__Quoted passage__:
Comment

Comment on Nvidia loses $500 bn in value as Chinese AI firm jolts tech shares

UnderpantsWeevil@lemmy.world ⁨8⁩ ⁨months⁩ ago

The innovation is it’s comparatively cheap to train, compared to the billions

Smaller builds with less comprehensive datasets take less time and money. Again, this doesn’t have to be encyclopedic. You can train your model entirely on a small sample of historical events in and around Beijing in 1989 if you are exclusively fixated on getting results back about Tienanmen Square.

source

Sort:hotnew top

Womble@lemmy.world ⁨8⁩ ⁨months⁩ ago
Oh, by the way, as to your theory of “maybe it just doesnt know about Tienanmen, its not an encyclopedia”…

Image

source
- Dhs92@programming.dev ⁨8⁩ ⁨months⁩ ago
  I don’t think I’ve seen that internal dialog before with LLMs. Do you get that with most models when running using ollama?

__Records provided__:
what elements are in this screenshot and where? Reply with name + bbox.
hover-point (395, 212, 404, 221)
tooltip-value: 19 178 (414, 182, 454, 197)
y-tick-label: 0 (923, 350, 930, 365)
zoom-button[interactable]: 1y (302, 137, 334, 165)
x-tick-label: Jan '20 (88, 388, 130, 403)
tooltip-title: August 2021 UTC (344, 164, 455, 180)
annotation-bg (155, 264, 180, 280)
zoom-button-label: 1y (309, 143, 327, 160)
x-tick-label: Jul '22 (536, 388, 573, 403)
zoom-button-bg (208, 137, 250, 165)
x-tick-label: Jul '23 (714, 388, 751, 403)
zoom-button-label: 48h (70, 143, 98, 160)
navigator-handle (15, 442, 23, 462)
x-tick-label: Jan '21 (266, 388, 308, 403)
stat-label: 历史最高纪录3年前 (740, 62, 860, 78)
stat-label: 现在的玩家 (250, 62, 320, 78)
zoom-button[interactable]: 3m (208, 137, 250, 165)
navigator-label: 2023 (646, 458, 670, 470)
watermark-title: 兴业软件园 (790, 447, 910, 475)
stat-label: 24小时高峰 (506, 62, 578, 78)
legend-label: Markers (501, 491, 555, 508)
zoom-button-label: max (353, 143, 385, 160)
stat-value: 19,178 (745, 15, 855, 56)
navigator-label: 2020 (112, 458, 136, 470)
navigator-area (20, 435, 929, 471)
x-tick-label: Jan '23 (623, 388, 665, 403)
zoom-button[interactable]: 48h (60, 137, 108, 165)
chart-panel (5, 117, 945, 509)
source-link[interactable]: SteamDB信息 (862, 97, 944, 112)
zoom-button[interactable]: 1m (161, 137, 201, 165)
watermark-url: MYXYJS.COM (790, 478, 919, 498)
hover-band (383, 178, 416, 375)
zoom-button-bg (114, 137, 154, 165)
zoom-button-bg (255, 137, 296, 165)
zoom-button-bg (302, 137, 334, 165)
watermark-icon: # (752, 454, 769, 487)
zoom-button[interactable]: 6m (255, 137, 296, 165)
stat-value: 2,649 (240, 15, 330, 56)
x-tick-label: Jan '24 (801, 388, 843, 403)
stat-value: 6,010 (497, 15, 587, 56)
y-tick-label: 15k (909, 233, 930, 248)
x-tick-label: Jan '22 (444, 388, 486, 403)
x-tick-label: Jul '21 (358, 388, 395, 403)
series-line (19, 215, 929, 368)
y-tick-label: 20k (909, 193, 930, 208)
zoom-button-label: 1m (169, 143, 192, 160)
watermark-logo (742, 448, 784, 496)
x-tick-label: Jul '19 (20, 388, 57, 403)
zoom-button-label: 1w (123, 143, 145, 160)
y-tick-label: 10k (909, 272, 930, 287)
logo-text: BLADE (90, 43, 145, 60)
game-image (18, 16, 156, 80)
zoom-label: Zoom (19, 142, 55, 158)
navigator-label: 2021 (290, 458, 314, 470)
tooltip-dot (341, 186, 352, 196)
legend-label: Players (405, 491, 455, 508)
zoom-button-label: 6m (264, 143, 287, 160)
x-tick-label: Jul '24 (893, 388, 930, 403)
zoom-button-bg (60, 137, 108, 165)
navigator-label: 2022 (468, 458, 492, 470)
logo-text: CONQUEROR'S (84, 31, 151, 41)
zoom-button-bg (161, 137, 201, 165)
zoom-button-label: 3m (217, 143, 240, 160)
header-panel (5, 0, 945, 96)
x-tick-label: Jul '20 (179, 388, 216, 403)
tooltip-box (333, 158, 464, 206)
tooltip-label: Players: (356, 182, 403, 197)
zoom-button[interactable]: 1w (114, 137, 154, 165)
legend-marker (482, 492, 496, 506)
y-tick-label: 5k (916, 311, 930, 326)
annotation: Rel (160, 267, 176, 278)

__Problem A__:
In the comment thread on Nvidia's $500 bn loss, answer the following:
(i) What does UnderpantsWeevil call the innovation?
(ii) Which place and year does UnderpantsWeevil suggest a model could be trained on?
(iii) What tool does Dhs92 ask about using to run models?
__Problem B__: Can you carry the comment thread on Nvidia's $500 bn loss forward past its last reply?

__Response area A__:
(i) It is comparatively cheap to train, compared to the billions.
(ii) Beijing in 1989.
(iii) Ollama.

__Response area B__:
  source
  - Womble@lemmy.world ⁨8⁩ ⁨months⁩ ago
    Thats the innovation of the “chain of thought” models like OpenAI’s o1 and now this deepseek model, it narrates an internal dialogue first in order to try and create more consistent answers. It isnt perfect but it helps it do things like logical reasoning at the cost of taking a lot longer to get to the answer.
    
    source
Womble@lemmy.world ⁨8⁩ ⁨months⁩ ago
Ok sure, as I said before I am grateful that they have done this and open sourced it. But it is still deliberately politically censored, and no “Just train your own bro” is not a reasonable reply to that.

source
- Rai@lemmy.dbzer0.com ⁨8⁩ ⁨months⁩ ago
  They know less than I do about LLMs of that’s something they think you can just DO… and that’s saying a lot.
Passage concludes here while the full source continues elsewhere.